[Figure collection entries]
════════════════════
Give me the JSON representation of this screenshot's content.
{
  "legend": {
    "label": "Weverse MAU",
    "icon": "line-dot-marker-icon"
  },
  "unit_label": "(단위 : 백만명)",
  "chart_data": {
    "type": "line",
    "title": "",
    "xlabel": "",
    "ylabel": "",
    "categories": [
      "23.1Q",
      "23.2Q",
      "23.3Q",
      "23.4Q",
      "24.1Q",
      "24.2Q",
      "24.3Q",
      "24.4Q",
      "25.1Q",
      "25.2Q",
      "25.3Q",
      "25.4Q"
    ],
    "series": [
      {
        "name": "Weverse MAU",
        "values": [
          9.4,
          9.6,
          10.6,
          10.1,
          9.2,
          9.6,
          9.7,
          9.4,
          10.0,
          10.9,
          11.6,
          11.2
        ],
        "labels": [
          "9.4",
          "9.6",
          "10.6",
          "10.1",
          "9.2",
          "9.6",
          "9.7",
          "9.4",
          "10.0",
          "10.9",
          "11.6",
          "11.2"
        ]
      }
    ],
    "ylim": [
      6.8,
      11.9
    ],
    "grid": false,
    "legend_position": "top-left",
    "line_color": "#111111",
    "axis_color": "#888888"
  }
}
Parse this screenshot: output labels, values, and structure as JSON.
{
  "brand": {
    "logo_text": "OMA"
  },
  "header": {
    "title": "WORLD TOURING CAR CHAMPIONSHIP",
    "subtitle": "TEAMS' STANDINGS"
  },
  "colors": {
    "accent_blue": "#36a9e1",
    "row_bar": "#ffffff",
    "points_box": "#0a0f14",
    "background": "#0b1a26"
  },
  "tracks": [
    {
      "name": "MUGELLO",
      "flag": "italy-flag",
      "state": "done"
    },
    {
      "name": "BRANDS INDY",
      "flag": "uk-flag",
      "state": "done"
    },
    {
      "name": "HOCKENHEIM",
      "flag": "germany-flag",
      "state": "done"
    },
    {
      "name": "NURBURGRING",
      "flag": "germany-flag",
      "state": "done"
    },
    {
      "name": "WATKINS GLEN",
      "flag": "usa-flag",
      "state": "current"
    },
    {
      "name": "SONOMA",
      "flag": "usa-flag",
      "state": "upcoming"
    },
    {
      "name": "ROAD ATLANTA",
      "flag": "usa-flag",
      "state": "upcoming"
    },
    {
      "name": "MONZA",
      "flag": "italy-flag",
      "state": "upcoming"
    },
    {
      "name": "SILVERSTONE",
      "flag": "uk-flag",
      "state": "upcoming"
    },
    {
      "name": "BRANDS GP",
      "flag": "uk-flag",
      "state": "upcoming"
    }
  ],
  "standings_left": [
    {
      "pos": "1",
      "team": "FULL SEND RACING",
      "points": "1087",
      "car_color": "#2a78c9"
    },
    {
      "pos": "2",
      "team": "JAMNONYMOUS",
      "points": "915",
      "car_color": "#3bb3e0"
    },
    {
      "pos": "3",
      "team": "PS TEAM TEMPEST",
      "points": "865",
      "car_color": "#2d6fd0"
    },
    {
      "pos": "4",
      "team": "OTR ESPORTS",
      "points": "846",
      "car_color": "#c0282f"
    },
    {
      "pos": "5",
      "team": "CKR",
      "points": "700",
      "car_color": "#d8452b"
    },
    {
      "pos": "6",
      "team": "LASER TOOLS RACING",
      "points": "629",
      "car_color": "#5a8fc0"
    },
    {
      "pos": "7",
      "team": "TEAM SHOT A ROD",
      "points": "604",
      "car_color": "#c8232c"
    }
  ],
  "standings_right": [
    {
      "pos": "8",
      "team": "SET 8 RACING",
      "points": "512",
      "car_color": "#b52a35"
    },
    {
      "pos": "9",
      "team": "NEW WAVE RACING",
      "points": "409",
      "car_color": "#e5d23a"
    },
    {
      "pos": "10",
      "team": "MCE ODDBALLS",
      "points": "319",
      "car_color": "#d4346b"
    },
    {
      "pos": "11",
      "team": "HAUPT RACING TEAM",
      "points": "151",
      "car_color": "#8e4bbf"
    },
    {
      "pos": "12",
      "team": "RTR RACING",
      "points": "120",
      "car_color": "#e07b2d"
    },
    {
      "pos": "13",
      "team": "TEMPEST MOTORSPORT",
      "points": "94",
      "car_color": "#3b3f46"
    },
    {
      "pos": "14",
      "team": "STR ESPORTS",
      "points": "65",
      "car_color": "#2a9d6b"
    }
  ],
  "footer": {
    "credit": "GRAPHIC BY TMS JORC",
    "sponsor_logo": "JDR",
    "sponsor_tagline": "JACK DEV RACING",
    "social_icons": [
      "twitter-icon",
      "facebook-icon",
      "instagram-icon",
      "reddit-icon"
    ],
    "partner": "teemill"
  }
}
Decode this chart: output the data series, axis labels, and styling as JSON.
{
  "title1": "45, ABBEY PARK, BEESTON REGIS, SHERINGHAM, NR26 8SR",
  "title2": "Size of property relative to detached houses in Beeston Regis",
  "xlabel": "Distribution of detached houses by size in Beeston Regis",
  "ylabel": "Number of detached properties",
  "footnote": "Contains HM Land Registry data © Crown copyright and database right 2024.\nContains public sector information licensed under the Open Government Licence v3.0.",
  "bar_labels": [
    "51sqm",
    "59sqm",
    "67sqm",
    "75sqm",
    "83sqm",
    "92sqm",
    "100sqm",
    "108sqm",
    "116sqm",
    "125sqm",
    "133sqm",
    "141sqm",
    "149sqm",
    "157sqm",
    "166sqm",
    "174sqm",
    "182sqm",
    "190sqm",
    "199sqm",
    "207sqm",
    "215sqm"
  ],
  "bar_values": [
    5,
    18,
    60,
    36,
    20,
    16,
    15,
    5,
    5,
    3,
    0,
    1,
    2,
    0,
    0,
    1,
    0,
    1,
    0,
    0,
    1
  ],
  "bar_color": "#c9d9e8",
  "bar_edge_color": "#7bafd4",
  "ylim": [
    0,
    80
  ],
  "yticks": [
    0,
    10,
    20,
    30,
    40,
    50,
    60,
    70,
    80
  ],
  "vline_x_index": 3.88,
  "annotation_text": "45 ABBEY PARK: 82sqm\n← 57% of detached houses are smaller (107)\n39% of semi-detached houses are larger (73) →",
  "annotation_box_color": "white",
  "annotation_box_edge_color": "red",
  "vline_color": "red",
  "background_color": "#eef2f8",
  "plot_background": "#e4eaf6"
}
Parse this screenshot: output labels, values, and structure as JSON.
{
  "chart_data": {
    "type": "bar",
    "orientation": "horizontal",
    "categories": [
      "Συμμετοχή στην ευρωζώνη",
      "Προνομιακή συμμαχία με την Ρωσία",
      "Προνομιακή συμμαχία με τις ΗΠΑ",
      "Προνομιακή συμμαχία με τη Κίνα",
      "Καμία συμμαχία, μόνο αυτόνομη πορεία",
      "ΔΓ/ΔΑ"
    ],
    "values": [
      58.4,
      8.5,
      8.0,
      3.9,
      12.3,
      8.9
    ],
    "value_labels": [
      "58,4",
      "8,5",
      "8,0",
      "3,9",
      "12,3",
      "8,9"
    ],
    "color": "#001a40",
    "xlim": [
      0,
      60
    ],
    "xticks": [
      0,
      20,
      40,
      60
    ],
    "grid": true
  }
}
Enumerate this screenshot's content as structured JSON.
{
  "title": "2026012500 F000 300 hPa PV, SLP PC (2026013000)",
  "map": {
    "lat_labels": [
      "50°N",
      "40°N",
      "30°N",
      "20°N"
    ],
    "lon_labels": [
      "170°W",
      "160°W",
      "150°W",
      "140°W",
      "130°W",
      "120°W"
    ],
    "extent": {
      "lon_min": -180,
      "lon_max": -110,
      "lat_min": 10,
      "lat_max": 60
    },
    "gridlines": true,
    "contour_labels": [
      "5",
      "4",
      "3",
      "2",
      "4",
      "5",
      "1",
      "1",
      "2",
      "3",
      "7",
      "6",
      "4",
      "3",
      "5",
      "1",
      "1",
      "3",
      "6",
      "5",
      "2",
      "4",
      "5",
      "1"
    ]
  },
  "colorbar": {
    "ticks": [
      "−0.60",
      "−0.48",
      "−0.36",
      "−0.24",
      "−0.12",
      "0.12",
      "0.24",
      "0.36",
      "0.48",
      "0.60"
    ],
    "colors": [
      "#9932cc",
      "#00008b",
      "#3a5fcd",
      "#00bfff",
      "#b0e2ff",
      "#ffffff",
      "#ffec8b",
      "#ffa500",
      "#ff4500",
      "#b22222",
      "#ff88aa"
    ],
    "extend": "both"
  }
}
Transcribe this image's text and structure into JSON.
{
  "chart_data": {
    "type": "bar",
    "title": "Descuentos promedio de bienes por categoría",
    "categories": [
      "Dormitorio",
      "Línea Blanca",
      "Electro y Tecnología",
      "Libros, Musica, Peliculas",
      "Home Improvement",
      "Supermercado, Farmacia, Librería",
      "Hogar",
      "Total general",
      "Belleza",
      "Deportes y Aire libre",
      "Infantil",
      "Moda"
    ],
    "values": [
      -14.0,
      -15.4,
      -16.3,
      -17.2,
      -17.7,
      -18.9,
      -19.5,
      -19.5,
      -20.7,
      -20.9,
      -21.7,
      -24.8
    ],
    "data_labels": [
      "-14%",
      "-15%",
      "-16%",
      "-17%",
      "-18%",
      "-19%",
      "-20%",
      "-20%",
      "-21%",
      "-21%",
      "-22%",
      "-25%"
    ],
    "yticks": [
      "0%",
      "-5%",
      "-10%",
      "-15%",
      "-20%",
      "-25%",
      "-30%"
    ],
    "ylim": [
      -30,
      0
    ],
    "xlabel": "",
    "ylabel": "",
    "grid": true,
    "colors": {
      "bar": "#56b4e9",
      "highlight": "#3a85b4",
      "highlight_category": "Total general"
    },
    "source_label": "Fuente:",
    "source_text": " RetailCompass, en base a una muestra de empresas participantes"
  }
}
════════════════════
## Written task
Look through the records above and report how many lines hold the word "name", giving only the number.

## Task result
11